Source data
-- -- --

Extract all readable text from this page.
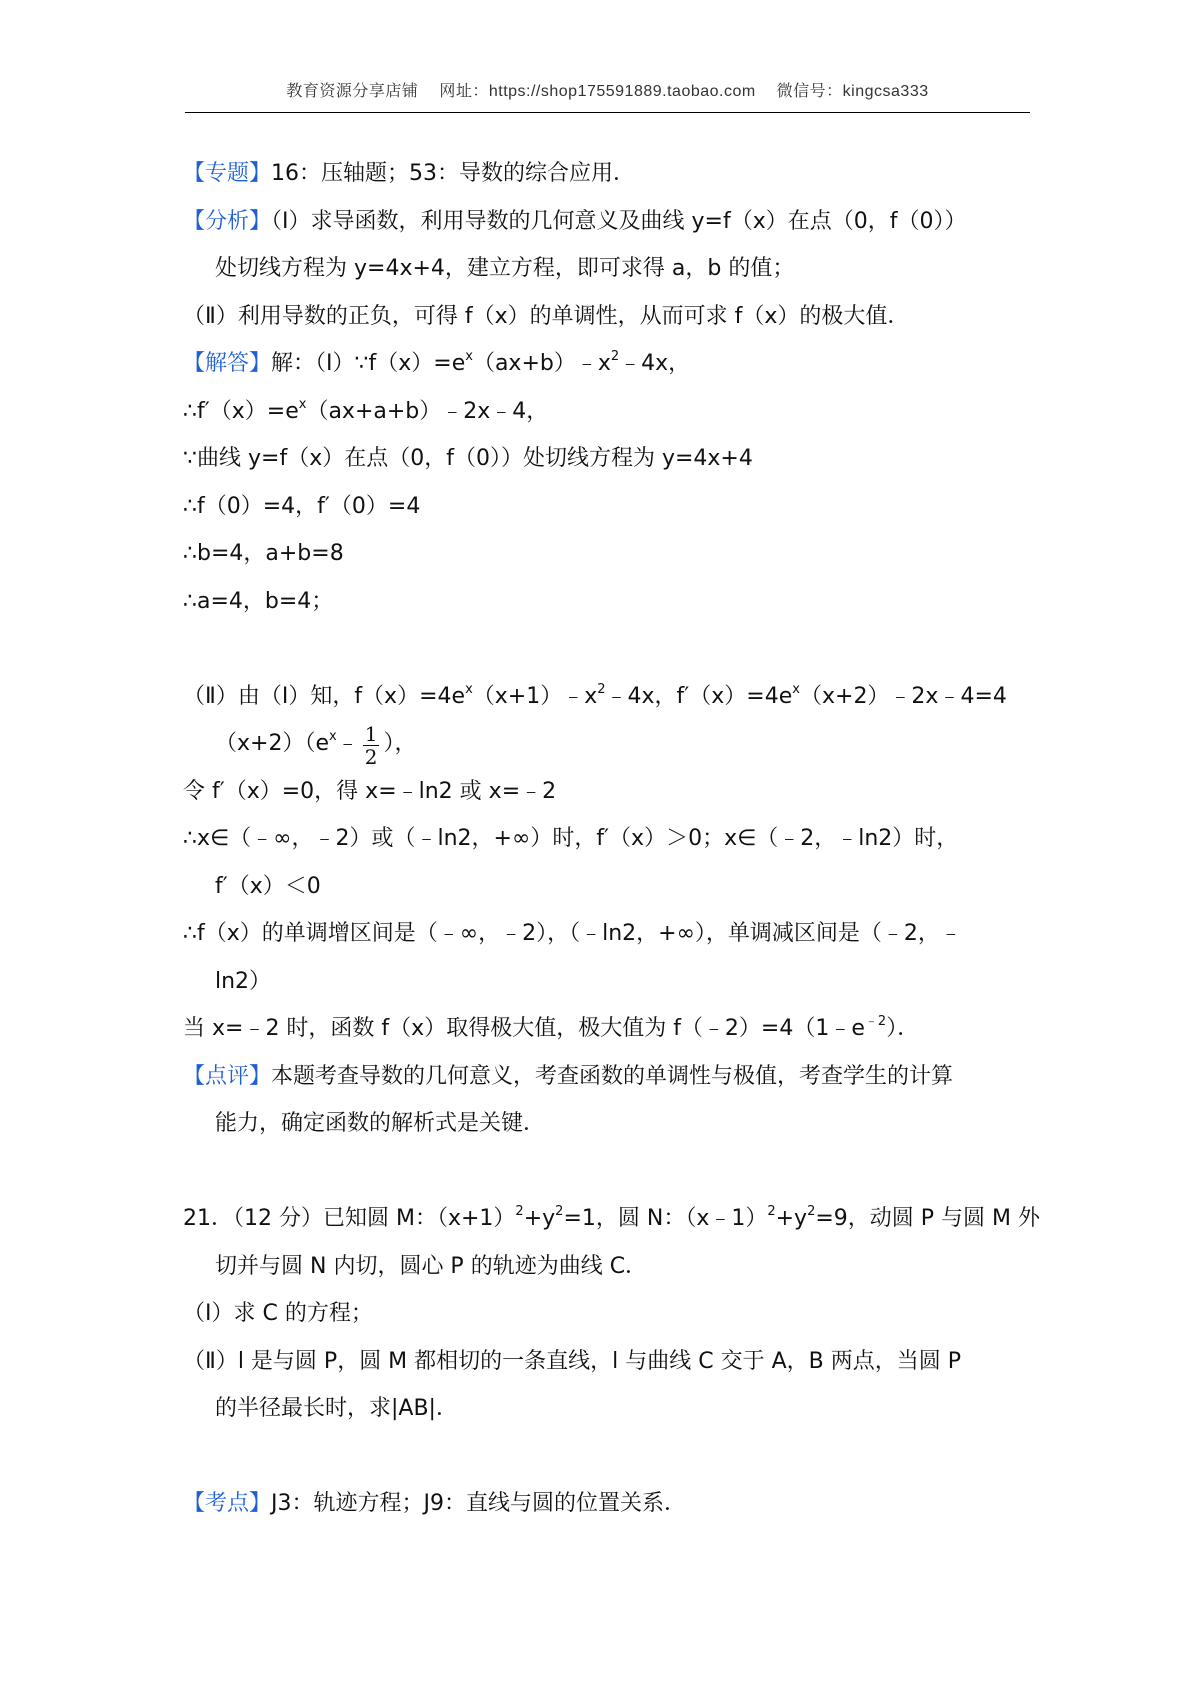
教育资源分享店铺 网址：https://shop175591889.taobao.com 微信号：kingcsa333
【专题】16：压轴题；53：导数的综合应用．
【分析】（Ⅰ）求导函数，利用导数的几何意义及曲线 y=f（x）在点（0，f（0））
处切线方程为 y=4x+4，建立方程，即可求得 a，b 的值；
（Ⅱ）利用导数的正负，可得 f（x）的单调性，从而可求 f（x）的极大值．
【解答】解：$(Ⅰ)\because f(x)=e^x(ax+b)﹣x^2﹣4x$，
$\therefore f'(x)=e^x(ax+a+b)﹣2x﹣4$，
∵曲线 y=f（x）在点（0，f（0））处切线方程为 y=4x+4
∴f（0）=4，f′（0）=4
∴b=4，a+b=8
∴a=4，b=4；
（Ⅱ）由（Ⅰ）知，$f(x)=4e^x(x+1)﹣x^2﹣4x$，$f'(x)=4e^x(x+2)﹣2x﹣4=4$
$(x+2)(e^x﹣ \frac{1}{2}$ ），
令 f′（x）=0，得 x=﹣ln2 或 x=﹣2
∴x∈（﹣∞，﹣2）或（﹣ln2，+∞）时，f′（x）＞0；x∈（﹣2，﹣ln2）时，
f′（x）＜0
∴f（x）的单调增区间是（﹣∞，﹣2），（﹣ln2，+∞），单调减区间是（﹣2，﹣
ln2）
当 x=﹣2 时，函数 f（x）取得极大值，极大值为 $f(﹣2)=4(1﹣e^{﹣2})$．
【点评】本题考查导数的几何意义，考查函数的单调性与极值，考查学生的计算
能力，确定函数的解析式是关键．
21．（12 分）已知圆 M：$(x+1)^2+y^2=1$，圆 N：$(x﹣1)^2+y^2=9$，动圆 P 与圆 M 外
切并与圆 N 内切，圆心 P 的轨迹为曲线 C．
（Ⅰ）求 C 的方程；
（Ⅱ）l 是与圆 P，圆 M 都相切的一条直线，l 与曲线 C 交于 A，B 两点，当圆 P
的半径最长时，求|AB|．
【考点】J3：轨迹方程；J9：直线与圆的位置关系．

-- -- --

▶ INSTRUCTIONS FOR THE TASK
Give back all entries exactly. No pictures belong in the copy.

▶ RESULT FOR THIS TASK
Extract all readable text from this page.
教育资源分享店铺 网址：https://shop175591889.taobao.com 微信号：kingcsa333
【专题】16：压轴题；53：导数的综合应用．
【分析】（Ⅰ）求导函数，利用导数的几何意义及曲线 y=f（x）在点（0，f（0））
处切线方程为 y=4x+4，建立方程，即可求得 a，b 的值；
（Ⅱ）利用导数的正负，可得 f（x）的单调性，从而可求 f（x）的极大值．
【解答】解：$(Ⅰ)\because f(x)=e^x(ax+b)﹣x^2﹣4x$，
$\therefore f'(x)=e^x(ax+a+b)﹣2x﹣4$，
∵曲线 y=f（x）在点（0，f（0））处切线方程为 y=4x+4
∴f（0）=4，f′（0）=4
∴b=4，a+b=8
∴a=4，b=4；
（Ⅱ）由（Ⅰ）知，$f(x)=4e^x(x+1)﹣x^2﹣4x$，$f'(x)=4e^x(x+2)﹣2x﹣4=4$
$(x+2)(e^x﹣ \frac{1}{2}$ ），
令 f′（x）=0，得 x=﹣ln2 或 x=﹣2
∴x∈（﹣∞，﹣2）或（﹣ln2，+∞）时，f′（x）＞0；x∈（﹣2，﹣ln2）时，
f′（x）＜0
∴f（x）的单调增区间是（﹣∞，﹣2），（﹣ln2，+∞），单调减区间是（﹣2，﹣
ln2）
当 x=﹣2 时，函数 f（x）取得极大值，极大值为 $f(﹣2)=4(1﹣e^{﹣2})$．
【点评】本题考查导数的几何意义，考查函数的单调性与极值，考查学生的计算
能力，确定函数的解析式是关键．
21．（12 分）已知圆 M：$(x+1)^2+y^2=1$，圆 N：$(x﹣1)^2+y^2=9$，动圆 P 与圆 M 外
切并与圆 N 内切，圆心 P 的轨迹为曲线 C．
（Ⅰ）求 C 的方程；
（Ⅱ）l 是与圆 P，圆 M 都相切的一条直线，l 与曲线 C 交于 A，B 两点，当圆 P
的半径最长时，求|AB|．
【考点】J3：轨迹方程；J9：直线与圆的位置关系．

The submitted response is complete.